* [What to work on]: Collect each line of the entries that holds the string "this".

* [Input records]:
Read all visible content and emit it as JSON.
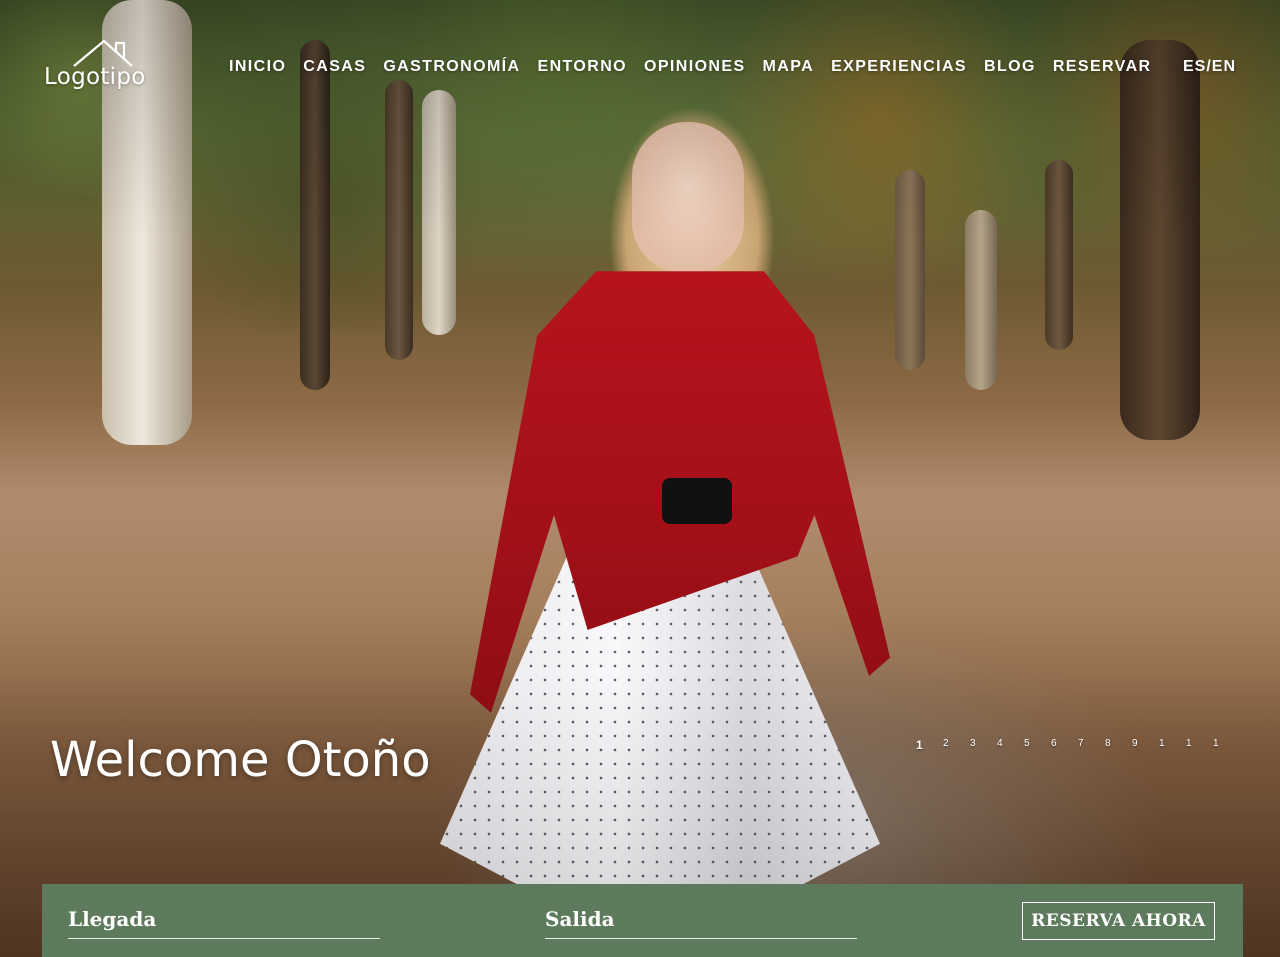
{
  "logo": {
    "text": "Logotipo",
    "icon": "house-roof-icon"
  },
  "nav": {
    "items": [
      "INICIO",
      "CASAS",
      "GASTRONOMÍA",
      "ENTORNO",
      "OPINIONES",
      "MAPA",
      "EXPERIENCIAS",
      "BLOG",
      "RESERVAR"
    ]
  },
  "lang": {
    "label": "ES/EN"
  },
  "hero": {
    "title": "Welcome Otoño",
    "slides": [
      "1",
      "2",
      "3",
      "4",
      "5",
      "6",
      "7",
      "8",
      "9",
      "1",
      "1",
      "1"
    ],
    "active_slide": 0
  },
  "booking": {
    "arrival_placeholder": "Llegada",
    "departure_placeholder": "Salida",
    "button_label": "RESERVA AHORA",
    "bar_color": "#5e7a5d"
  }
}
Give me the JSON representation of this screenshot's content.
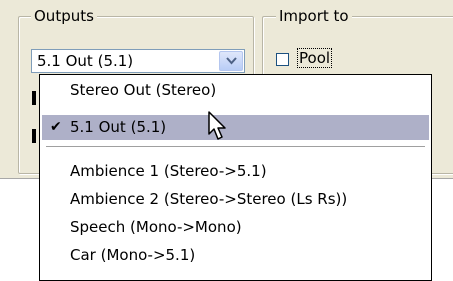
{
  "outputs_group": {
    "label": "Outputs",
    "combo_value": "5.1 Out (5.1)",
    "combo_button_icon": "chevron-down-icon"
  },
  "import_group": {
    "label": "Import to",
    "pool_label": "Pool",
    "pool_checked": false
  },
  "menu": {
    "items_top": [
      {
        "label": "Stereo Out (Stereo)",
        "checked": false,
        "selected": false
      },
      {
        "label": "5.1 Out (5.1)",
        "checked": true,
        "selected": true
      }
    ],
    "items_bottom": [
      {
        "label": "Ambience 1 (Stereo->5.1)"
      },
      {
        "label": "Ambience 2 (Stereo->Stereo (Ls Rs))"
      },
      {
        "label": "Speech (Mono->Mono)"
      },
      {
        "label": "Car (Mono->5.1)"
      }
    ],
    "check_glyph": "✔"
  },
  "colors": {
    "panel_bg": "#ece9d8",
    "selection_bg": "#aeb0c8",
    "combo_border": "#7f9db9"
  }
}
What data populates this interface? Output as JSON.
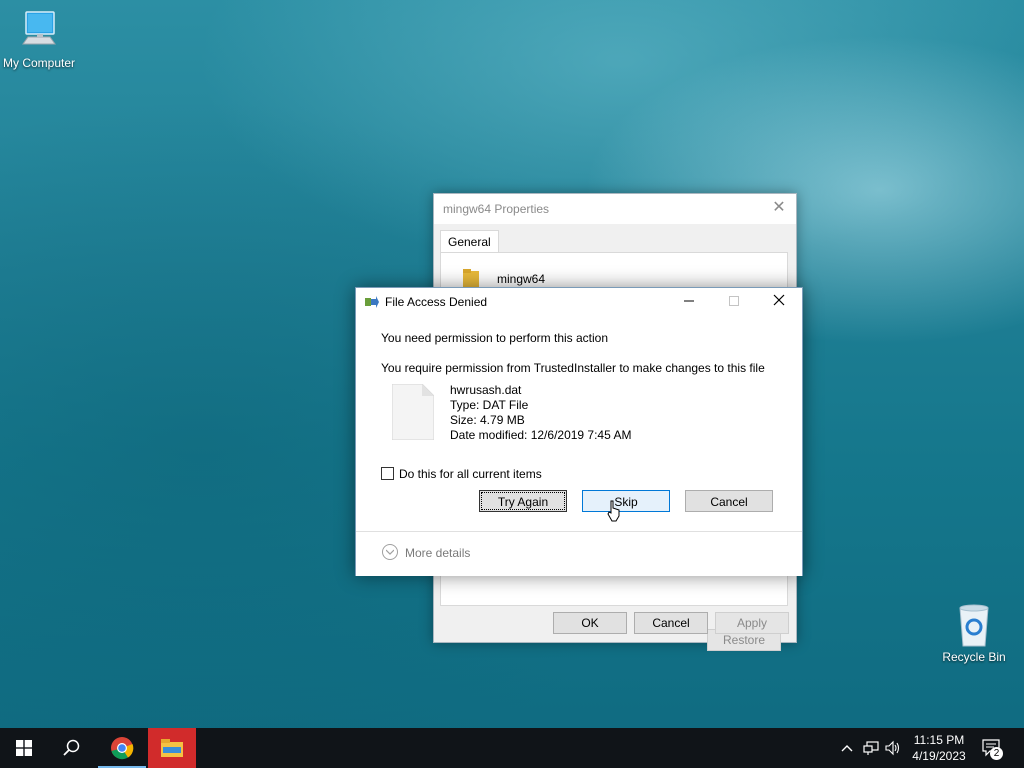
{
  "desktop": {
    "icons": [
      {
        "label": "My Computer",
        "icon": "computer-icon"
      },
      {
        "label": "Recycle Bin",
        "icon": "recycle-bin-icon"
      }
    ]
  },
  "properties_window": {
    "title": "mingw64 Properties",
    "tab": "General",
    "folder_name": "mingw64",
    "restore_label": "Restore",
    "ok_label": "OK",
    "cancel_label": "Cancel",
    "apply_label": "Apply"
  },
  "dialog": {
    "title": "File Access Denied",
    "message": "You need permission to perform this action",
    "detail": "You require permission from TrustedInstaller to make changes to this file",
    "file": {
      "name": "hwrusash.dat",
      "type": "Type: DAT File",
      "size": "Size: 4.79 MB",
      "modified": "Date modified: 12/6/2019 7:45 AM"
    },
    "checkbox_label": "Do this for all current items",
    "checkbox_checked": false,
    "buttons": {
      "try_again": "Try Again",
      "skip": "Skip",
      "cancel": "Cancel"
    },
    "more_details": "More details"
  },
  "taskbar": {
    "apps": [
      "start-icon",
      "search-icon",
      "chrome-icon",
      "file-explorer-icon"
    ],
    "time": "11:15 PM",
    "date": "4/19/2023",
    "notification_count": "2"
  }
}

* [Finished exercise]:
Give me the JSON representation of this screenshot's content.
What data populates this interface? Output as JSON.
    "message": "You need permission to perform this action",
    "detail": "You require permission from TrustedInstaller to make changes to this file",
    "checkbox_label": "Do this for all current items",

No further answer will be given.